■ What you need to do ■
Search the entries for the word "Large" and pull out each line that has it.

■ Input data ■

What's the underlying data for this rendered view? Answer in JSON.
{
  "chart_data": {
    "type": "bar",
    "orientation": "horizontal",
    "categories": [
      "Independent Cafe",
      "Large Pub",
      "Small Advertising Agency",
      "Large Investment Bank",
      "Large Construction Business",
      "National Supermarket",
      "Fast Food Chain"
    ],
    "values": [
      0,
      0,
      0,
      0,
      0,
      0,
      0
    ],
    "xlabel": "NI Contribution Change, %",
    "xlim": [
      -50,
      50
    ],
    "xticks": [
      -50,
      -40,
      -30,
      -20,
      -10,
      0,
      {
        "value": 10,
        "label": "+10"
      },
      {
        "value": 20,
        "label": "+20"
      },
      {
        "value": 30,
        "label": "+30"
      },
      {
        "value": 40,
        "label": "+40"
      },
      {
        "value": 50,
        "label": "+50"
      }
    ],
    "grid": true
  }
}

■ Expected answer ■
      "Large Pub",
      "Large Investment Bank",
      "Large Construction Business",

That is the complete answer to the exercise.